» Exercise: From the listing below, extract each line containing the string "Answer".
■ ■ ■ ■ ■
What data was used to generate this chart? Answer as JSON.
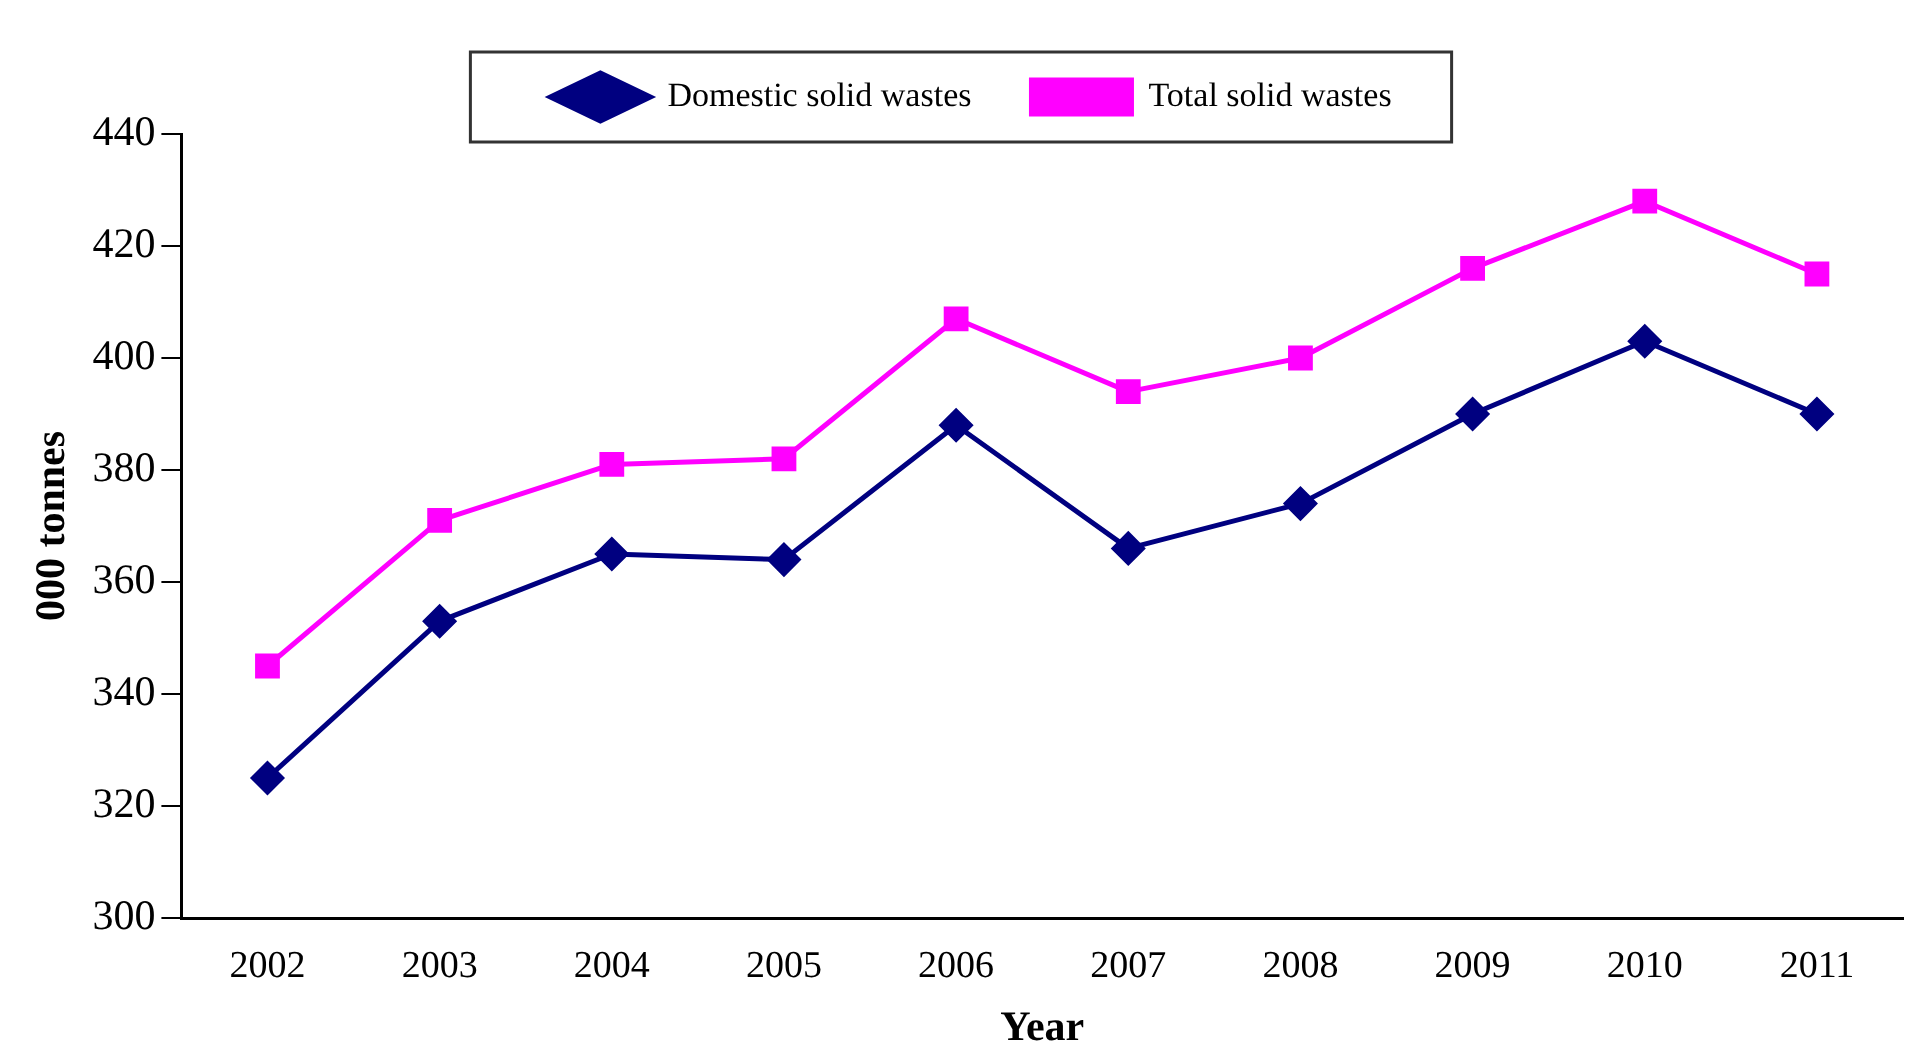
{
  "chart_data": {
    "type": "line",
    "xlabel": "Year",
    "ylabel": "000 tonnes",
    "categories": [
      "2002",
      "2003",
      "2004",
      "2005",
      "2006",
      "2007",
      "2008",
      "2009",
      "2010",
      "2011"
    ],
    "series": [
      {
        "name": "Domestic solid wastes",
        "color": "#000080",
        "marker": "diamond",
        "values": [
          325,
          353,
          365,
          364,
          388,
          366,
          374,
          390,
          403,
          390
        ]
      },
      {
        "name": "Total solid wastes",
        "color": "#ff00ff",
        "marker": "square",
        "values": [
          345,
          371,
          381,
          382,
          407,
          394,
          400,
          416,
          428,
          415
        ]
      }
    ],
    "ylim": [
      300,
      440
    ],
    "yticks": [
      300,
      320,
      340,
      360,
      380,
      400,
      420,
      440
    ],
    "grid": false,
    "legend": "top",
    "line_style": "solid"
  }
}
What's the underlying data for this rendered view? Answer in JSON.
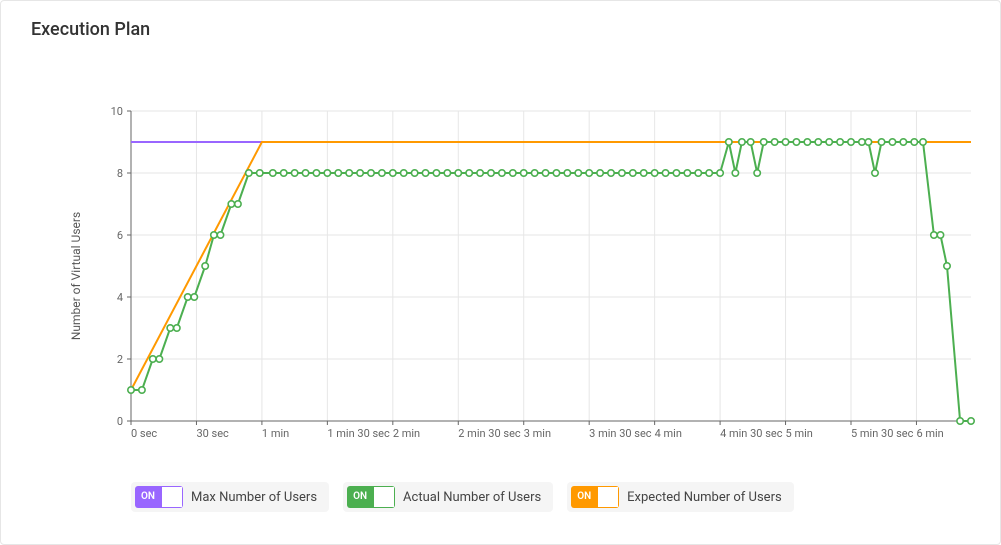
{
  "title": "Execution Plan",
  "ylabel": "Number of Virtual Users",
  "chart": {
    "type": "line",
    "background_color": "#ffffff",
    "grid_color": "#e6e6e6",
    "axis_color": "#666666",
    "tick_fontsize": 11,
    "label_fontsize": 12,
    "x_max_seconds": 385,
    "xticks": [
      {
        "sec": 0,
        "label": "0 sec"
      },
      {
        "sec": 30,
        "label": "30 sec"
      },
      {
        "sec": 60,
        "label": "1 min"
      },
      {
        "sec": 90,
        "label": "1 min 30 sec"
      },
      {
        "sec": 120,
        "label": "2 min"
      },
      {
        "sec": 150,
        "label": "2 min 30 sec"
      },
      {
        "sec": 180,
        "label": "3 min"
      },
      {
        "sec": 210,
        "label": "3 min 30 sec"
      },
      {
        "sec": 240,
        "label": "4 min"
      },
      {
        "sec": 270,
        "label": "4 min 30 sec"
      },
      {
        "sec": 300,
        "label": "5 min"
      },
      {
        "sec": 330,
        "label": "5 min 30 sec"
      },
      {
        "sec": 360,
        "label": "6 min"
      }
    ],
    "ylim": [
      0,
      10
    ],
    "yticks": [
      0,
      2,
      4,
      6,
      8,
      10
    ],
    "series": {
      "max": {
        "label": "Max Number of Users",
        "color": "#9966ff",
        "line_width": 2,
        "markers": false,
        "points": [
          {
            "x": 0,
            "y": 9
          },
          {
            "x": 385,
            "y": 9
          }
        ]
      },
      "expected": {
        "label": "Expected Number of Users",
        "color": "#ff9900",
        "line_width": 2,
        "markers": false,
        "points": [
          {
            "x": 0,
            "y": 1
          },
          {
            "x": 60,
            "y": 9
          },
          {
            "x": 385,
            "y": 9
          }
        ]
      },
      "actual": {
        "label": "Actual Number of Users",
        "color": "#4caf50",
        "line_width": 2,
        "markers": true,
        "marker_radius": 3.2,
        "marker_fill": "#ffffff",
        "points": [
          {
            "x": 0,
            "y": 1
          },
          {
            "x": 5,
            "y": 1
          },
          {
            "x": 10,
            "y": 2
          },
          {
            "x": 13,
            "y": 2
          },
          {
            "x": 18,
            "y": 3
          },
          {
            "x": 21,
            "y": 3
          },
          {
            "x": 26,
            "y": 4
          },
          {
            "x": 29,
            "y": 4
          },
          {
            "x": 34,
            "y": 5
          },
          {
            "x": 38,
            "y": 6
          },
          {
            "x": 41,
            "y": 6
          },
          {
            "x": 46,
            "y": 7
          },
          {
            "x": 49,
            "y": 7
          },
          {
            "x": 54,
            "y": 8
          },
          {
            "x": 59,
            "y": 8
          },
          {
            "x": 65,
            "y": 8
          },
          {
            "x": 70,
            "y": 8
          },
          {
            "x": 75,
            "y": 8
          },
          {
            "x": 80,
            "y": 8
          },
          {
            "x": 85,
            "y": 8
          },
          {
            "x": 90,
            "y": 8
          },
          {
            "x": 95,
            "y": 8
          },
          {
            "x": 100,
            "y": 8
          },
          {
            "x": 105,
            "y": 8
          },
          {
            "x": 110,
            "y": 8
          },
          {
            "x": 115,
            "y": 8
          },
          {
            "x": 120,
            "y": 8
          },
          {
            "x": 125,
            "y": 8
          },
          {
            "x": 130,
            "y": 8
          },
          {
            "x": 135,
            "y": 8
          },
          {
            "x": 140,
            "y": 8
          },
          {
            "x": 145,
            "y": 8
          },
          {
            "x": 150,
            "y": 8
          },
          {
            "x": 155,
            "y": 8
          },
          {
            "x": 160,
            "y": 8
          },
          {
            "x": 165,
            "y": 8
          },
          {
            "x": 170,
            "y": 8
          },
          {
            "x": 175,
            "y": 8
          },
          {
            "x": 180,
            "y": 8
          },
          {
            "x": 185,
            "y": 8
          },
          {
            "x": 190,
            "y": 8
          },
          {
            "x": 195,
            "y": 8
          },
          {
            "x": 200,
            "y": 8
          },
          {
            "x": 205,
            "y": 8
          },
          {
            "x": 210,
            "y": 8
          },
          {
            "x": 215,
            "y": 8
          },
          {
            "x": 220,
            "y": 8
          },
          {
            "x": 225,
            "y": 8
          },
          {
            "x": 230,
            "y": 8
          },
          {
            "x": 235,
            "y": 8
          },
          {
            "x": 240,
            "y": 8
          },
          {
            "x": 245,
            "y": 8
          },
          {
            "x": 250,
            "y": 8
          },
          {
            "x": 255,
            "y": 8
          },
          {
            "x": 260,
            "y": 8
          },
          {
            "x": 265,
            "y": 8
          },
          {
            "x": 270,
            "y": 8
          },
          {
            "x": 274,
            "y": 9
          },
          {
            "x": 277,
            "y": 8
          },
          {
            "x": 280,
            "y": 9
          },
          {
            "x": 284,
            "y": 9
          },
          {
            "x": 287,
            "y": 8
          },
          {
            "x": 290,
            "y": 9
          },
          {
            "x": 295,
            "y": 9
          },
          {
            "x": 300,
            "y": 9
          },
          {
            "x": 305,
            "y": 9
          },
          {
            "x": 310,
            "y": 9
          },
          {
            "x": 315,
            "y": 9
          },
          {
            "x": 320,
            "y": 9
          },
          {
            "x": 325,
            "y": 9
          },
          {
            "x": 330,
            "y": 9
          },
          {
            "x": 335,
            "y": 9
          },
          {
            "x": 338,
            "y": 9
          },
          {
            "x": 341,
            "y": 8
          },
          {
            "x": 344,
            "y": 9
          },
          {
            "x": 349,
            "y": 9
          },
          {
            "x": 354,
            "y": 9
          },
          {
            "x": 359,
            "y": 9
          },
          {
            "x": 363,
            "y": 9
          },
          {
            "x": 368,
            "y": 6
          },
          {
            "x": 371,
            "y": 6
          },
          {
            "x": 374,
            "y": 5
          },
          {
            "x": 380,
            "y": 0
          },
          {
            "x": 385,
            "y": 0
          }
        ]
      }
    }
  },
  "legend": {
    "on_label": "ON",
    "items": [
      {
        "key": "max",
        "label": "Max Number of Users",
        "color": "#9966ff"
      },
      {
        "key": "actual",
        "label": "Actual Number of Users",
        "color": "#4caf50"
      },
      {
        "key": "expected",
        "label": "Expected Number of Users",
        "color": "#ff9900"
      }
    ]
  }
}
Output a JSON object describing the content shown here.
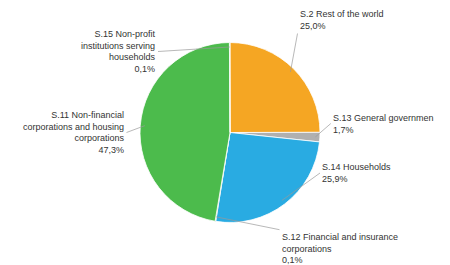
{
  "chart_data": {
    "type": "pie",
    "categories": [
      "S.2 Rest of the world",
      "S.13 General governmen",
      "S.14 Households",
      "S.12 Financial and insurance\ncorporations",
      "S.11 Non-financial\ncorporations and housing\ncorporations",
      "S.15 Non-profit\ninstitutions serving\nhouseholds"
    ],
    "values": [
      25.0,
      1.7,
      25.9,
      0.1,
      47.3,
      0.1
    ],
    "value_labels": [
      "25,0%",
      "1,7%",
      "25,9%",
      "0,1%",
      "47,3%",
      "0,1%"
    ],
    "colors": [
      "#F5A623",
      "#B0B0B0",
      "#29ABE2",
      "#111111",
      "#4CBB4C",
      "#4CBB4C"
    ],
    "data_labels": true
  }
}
■ ■ ■ ■ ■
» Task output:
What data was used to generate this chart? Answer as JSON.
What's the underlying data for this rendered view? Answer in JSON.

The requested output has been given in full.